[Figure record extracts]
____________________
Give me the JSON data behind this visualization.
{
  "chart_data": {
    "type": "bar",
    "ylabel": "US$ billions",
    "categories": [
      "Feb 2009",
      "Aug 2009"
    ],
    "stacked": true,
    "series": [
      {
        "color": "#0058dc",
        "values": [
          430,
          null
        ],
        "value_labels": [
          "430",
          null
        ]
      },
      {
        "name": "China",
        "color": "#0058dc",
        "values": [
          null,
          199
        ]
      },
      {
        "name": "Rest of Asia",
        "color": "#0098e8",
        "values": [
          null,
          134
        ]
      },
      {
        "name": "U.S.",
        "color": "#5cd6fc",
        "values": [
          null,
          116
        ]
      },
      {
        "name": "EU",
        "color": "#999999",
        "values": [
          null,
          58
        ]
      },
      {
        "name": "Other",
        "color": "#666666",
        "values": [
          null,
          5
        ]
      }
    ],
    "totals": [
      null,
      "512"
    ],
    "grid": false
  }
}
____________________
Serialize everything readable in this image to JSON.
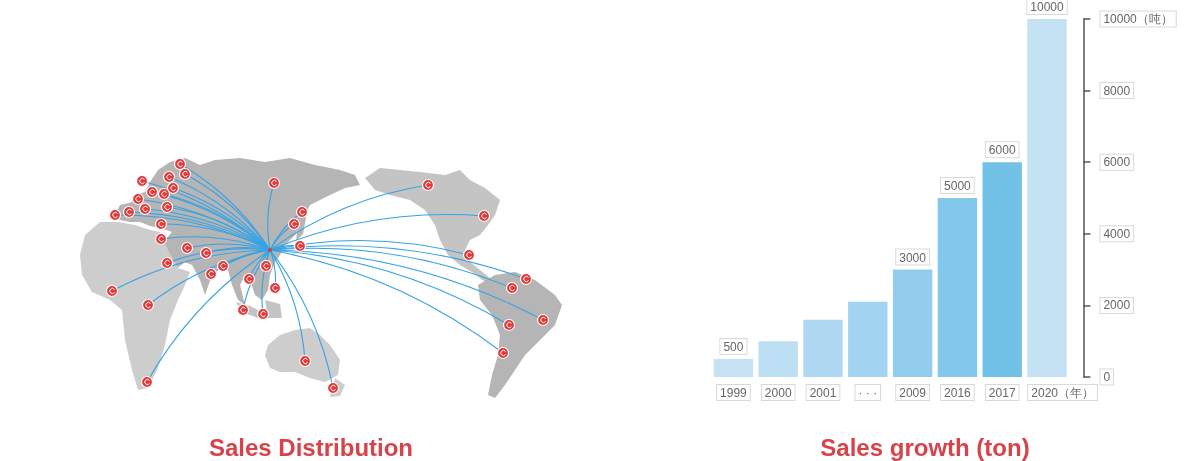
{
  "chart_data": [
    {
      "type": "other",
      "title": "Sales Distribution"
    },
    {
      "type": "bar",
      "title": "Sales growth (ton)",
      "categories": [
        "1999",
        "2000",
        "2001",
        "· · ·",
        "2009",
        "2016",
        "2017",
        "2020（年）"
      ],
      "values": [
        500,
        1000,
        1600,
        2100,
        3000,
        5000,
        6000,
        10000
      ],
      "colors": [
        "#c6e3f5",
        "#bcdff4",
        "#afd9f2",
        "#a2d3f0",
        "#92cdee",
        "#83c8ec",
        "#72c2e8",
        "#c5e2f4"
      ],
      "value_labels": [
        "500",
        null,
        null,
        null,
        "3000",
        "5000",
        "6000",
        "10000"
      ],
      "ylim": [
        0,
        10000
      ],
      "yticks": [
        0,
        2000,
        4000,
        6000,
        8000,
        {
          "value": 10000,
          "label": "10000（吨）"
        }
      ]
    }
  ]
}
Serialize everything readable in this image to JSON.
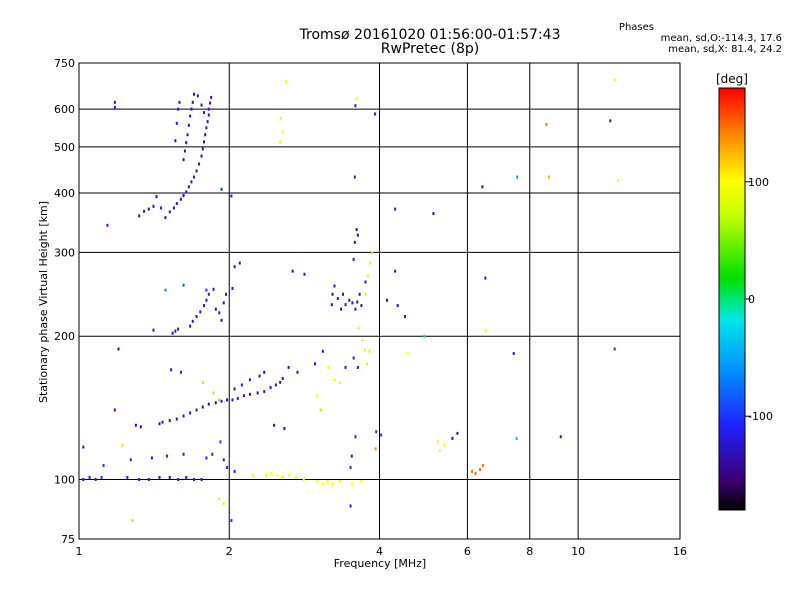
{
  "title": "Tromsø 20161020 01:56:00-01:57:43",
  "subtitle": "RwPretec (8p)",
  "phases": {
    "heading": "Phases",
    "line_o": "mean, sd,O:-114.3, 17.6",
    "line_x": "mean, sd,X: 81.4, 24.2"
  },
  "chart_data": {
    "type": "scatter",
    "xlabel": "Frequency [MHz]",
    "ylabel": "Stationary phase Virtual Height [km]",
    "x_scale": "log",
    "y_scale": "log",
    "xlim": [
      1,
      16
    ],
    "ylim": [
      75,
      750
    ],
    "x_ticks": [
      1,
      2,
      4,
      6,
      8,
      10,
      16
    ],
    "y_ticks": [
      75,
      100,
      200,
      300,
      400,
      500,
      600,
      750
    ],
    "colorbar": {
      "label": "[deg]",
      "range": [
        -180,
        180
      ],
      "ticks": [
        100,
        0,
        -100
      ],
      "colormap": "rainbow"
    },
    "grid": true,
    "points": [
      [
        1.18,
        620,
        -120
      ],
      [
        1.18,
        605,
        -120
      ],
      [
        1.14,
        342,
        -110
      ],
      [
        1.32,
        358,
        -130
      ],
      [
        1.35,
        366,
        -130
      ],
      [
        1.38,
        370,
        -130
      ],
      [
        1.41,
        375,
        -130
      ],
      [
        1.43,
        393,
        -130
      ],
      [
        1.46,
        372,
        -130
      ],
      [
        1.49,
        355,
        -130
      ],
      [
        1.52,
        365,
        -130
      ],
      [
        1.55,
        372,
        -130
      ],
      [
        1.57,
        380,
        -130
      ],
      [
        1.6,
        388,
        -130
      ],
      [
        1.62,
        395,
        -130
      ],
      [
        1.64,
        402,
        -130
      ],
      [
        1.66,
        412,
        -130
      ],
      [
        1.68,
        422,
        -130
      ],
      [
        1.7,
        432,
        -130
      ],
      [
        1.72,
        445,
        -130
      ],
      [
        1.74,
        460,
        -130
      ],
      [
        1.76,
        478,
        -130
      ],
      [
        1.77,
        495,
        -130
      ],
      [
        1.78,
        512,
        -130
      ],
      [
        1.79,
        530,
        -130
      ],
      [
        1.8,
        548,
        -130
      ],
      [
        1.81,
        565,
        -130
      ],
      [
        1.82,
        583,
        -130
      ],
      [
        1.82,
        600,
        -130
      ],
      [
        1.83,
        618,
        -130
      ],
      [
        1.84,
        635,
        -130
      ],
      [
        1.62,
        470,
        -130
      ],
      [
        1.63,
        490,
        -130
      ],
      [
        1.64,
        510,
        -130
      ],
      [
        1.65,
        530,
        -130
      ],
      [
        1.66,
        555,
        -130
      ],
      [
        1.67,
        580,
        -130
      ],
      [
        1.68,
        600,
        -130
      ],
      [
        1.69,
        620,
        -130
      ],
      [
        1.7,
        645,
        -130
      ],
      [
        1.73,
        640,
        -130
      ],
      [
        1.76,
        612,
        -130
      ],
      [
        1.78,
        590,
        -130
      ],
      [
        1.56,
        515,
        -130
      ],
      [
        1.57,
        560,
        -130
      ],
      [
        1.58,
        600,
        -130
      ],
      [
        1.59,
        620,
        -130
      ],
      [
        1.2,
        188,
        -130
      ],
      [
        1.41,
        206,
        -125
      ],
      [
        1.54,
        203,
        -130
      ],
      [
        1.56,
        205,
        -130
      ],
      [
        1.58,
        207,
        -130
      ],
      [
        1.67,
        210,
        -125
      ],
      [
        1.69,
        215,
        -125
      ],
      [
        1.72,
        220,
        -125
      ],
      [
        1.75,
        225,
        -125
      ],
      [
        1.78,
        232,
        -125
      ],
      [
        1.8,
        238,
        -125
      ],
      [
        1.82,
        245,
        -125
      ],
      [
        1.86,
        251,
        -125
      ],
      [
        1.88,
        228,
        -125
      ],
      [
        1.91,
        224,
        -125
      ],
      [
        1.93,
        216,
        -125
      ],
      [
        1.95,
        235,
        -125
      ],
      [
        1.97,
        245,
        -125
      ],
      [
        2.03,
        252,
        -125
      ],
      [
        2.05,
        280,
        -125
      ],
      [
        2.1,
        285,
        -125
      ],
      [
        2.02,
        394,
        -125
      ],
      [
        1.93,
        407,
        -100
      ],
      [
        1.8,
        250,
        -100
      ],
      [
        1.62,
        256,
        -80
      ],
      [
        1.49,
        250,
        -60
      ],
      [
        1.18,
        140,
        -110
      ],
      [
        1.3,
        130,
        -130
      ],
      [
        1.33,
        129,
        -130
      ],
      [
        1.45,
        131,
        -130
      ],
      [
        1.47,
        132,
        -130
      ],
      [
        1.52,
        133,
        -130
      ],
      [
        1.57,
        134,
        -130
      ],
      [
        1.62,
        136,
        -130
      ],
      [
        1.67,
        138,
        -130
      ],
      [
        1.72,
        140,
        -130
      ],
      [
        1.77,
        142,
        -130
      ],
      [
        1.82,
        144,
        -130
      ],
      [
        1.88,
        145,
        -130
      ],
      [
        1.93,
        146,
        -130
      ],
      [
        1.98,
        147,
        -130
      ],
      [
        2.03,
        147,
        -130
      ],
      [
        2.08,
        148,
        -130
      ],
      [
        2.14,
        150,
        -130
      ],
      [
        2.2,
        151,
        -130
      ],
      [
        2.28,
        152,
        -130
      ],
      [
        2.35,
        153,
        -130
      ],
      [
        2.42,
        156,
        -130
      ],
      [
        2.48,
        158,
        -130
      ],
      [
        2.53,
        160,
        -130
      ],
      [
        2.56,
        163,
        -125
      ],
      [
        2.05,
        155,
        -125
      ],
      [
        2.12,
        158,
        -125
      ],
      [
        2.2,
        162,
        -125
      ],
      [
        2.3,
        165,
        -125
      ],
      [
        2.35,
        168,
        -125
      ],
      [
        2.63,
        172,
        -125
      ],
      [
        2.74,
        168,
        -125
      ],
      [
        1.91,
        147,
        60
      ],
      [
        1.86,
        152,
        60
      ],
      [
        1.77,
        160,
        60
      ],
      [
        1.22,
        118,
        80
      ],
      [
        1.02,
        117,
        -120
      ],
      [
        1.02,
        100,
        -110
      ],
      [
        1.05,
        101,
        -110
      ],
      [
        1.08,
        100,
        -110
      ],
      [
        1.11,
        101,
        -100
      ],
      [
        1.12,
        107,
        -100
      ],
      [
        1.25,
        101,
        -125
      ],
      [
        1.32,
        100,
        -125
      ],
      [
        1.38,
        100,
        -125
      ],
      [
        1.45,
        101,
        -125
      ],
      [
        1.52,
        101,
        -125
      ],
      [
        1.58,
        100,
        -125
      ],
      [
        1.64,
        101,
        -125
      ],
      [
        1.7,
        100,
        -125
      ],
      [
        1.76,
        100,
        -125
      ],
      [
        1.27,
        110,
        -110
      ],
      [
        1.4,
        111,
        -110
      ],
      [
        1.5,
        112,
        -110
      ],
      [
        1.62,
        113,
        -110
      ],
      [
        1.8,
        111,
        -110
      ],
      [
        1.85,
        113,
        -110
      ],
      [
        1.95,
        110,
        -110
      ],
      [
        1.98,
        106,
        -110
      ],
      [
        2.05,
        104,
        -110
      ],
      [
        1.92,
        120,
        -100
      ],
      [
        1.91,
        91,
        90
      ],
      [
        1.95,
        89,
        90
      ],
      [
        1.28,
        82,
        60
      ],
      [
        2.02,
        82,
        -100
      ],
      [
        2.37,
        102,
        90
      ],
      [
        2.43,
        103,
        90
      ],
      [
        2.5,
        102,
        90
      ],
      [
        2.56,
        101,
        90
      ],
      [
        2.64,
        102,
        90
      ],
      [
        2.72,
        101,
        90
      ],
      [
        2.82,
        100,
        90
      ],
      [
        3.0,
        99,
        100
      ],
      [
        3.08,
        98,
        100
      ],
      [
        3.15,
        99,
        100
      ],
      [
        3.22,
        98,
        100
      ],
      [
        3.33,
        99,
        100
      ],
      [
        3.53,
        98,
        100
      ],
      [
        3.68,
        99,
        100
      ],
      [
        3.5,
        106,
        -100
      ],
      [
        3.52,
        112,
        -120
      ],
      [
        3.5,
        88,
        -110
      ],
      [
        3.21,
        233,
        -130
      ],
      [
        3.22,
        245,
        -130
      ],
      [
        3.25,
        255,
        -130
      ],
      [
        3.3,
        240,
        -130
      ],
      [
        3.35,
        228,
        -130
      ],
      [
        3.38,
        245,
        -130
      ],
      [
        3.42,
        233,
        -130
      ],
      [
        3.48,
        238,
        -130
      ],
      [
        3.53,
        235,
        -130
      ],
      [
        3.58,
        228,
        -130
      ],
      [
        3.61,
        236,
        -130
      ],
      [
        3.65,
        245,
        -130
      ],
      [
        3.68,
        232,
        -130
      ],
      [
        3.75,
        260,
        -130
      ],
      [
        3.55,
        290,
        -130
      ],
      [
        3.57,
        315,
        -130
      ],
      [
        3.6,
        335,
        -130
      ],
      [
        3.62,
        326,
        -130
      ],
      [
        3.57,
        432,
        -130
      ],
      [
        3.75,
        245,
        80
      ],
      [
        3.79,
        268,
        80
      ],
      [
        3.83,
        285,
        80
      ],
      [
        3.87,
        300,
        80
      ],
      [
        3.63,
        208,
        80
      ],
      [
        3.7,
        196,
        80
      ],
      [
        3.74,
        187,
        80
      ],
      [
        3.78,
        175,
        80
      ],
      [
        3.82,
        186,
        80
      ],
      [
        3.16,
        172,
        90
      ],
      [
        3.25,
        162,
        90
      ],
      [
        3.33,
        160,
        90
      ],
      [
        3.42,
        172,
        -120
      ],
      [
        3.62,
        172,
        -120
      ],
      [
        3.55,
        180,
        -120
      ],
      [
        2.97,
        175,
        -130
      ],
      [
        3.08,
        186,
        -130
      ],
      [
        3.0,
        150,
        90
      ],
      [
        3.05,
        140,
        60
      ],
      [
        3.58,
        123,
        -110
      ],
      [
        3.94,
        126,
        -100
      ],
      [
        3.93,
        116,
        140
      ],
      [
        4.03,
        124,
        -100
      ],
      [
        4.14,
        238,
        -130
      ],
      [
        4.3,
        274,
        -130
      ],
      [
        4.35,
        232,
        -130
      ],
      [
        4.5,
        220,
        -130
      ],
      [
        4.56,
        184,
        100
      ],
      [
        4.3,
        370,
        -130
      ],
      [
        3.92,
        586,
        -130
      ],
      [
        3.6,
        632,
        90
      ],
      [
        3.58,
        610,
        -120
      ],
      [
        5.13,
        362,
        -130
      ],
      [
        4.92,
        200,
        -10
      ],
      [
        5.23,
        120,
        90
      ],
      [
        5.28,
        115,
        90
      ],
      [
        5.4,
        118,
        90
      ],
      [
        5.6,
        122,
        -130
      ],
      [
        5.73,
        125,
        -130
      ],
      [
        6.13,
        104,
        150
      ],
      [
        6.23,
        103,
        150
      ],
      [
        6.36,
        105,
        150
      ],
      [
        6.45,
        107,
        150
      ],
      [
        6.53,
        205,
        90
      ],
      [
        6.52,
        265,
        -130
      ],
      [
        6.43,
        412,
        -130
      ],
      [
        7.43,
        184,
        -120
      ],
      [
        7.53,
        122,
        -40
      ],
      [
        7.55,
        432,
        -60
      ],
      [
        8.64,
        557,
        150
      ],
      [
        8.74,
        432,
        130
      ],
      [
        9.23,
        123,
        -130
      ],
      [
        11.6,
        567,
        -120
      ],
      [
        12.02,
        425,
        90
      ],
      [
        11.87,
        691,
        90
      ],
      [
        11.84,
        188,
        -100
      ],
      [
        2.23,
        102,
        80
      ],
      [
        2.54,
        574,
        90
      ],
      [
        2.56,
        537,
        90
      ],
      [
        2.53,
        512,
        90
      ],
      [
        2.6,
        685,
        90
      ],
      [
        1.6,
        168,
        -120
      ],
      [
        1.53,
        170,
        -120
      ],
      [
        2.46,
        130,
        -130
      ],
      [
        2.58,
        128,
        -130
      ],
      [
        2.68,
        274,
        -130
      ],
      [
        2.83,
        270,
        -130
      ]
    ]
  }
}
____________________
Scan the entries above. Copy each line that has the string "type".

** Written reply **
    "type": "bar",
      "type": "other",
      "type": "bar",
    "type": "scatter",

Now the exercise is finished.